▸ Stated goal 1:
Reproduce the passage of the Venezuela page that starts with "Venezuela is in" and goes on through "rule of law.".

▸ Page extract:
---*---
Venezuela

Venezuela is in the midst of a tense political standoff and socio-economic meltdown, with hyperinflation, violent crime, political repression and food shortages pushing nearly six million citizens to flee the country. Incumbent President Nicolás Maduro has grabbed power for the executive and dismantled democratic checks and balances, triggering moves backed by the U.S. and allies to unseat him and install an interim president. A negotiated restoration of legitimate and representative state institutions as well as urgent economic reform are vital if the country is to resolve the political crisis peacefully and reduce mass emigration. Crisis Group aims to engage national, Latin American and international players to build momentum for talks, strengthen human rights protections and help restore the rule of law.

CrisisWatch Venezuela

Unchanged Situation

Conflict Risk Alert

Tensions mounted in run-up to July presidential poll as Maduro govt, unwilling to relinquish power, continued to manipulate electoral conditions; outright fraud remains possible.
---*---
▸ Extracted information:
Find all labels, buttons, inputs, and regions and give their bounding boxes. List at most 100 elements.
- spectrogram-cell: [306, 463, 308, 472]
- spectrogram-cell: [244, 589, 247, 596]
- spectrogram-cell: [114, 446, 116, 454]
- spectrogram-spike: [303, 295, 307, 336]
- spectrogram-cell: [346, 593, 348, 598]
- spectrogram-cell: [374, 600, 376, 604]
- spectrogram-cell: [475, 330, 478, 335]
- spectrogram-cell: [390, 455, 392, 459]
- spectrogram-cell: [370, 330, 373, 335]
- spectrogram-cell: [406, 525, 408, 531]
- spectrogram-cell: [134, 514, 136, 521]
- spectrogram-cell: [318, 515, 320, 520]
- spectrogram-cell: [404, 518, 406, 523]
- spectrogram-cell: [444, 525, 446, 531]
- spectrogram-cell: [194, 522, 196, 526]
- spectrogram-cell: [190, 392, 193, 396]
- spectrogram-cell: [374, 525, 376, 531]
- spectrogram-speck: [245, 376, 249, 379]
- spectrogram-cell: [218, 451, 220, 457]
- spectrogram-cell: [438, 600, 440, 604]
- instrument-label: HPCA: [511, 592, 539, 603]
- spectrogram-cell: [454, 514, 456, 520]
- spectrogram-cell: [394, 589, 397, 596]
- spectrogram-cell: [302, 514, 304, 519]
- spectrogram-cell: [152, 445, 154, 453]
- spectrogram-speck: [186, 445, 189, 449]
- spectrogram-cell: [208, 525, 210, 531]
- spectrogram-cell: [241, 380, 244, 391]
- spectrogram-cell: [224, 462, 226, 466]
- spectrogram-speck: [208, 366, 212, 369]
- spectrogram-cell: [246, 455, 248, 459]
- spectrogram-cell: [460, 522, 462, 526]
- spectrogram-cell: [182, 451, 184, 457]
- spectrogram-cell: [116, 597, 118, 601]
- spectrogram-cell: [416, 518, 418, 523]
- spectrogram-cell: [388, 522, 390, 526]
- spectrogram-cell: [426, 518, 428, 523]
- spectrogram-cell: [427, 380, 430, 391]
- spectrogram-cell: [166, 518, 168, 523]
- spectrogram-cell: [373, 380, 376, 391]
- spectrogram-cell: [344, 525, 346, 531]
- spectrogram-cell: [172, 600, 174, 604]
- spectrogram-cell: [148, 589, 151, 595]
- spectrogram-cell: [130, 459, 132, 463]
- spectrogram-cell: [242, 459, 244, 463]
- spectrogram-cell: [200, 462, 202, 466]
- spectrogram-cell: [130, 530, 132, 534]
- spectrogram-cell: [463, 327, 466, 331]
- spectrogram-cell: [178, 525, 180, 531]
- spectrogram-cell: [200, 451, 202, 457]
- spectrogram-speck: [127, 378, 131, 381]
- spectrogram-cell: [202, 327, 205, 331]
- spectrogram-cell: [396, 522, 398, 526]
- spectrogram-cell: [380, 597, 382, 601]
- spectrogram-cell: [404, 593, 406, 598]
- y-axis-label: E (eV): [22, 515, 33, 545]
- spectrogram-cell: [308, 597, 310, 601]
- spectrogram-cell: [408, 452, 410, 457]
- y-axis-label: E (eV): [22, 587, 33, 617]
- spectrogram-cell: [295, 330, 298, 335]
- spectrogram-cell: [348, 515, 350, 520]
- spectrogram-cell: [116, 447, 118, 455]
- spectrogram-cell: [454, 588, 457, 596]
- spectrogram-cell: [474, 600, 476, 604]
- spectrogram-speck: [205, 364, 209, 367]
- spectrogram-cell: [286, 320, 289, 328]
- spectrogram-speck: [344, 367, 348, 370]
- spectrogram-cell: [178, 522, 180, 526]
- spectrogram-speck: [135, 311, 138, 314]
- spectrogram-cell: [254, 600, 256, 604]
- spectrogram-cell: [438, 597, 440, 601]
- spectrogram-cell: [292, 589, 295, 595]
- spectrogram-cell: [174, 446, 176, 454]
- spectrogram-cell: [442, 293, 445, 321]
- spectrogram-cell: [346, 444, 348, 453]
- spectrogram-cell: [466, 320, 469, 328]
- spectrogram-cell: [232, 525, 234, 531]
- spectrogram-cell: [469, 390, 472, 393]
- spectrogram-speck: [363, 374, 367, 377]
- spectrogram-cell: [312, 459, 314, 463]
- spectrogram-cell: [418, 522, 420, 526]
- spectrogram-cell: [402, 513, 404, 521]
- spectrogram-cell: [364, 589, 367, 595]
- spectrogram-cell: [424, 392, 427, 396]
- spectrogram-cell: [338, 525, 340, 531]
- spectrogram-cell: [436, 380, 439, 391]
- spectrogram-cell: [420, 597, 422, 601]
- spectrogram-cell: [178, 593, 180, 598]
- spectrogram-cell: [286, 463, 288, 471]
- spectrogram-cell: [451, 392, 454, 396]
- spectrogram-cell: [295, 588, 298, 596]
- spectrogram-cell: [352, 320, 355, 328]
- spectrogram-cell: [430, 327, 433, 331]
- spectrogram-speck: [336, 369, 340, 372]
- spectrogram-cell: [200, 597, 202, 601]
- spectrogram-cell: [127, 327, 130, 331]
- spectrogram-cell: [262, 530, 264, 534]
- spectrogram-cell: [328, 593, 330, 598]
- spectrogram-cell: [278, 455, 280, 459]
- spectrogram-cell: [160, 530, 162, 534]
---*---
▸ Stated goal 2:
Write out the records from their first line through the line that contains "- spectrogram-cell: [427, 380, 430, 391]", with both of those lines included.

▸ Exercise response 1:
Venezuela is in the midst of a tense political standoff and socio-economic meltdown, with hyperinflation, violent crime, political repression and food shortages pushing nearly six million citizens to flee the country. Incumbent President Nicolás Maduro has grabbed power for the executive and dismantled democratic checks and balances, triggering moves backed by the U.S. and allies to unseat him and install an interim president. A negotiated restoration of legitimate and representative state institutions as well as urgent economic reform are vital if the country is to resolve the political crisis peacefully and reduce mass emigration. Crisis Group aims to engage national, Latin American and international players to build momentum for talks, strengthen human rights protections and help restore the rule of law.

▸ Exercise response 2:
Find all labels, buttons, inputs, and regions and give their bounding boxes. List at most 100 elements.
- spectrogram-cell: [306, 463, 308, 472]
- spectrogram-cell: [244, 589, 247, 596]
- spectrogram-cell: [114, 446, 116, 454]
- spectrogram-spike: [303, 295, 307, 336]
- spectrogram-cell: [346, 593, 348, 598]
- spectrogram-cell: [374, 600, 376, 604]
- spectrogram-cell: [475, 330, 478, 335]
- spectrogram-cell: [390, 455, 392, 459]
- spectrogram-cell: [370, 330, 373, 335]
- spectrogram-cell: [406, 525, 408, 531]
- spectrogram-cell: [134, 514, 136, 521]
- spectrogram-cell: [318, 515, 320, 520]
- spectrogram-cell: [404, 518, 406, 523]
- spectrogram-cell: [444, 525, 446, 531]
- spectrogram-cell: [194, 522, 196, 526]
- spectrogram-cell: [190, 392, 193, 396]
- spectrogram-cell: [374, 525, 376, 531]
- spectrogram-speck: [245, 376, 249, 379]
- spectrogram-cell: [218, 451, 220, 457]
- spectrogram-cell: [438, 600, 440, 604]
- instrument-label: HPCA: [511, 592, 539, 603]
- spectrogram-cell: [454, 514, 456, 520]
- spectrogram-cell: [394, 589, 397, 596]
- spectrogram-cell: [302, 514, 304, 519]
- spectrogram-cell: [152, 445, 154, 453]
- spectrogram-speck: [186, 445, 189, 449]
- spectrogram-cell: [208, 525, 210, 531]
- spectrogram-cell: [241, 380, 244, 391]
- spectrogram-cell: [224, 462, 226, 466]
- spectrogram-speck: [208, 366, 212, 369]
- spectrogram-cell: [246, 455, 248, 459]
- spectrogram-cell: [460, 522, 462, 526]
- spectrogram-cell: [182, 451, 184, 457]
- spectrogram-cell: [116, 597, 118, 601]
- spectrogram-cell: [416, 518, 418, 523]
- spectrogram-cell: [388, 522, 390, 526]
- spectrogram-cell: [426, 518, 428, 523]
- spectrogram-cell: [427, 380, 430, 391]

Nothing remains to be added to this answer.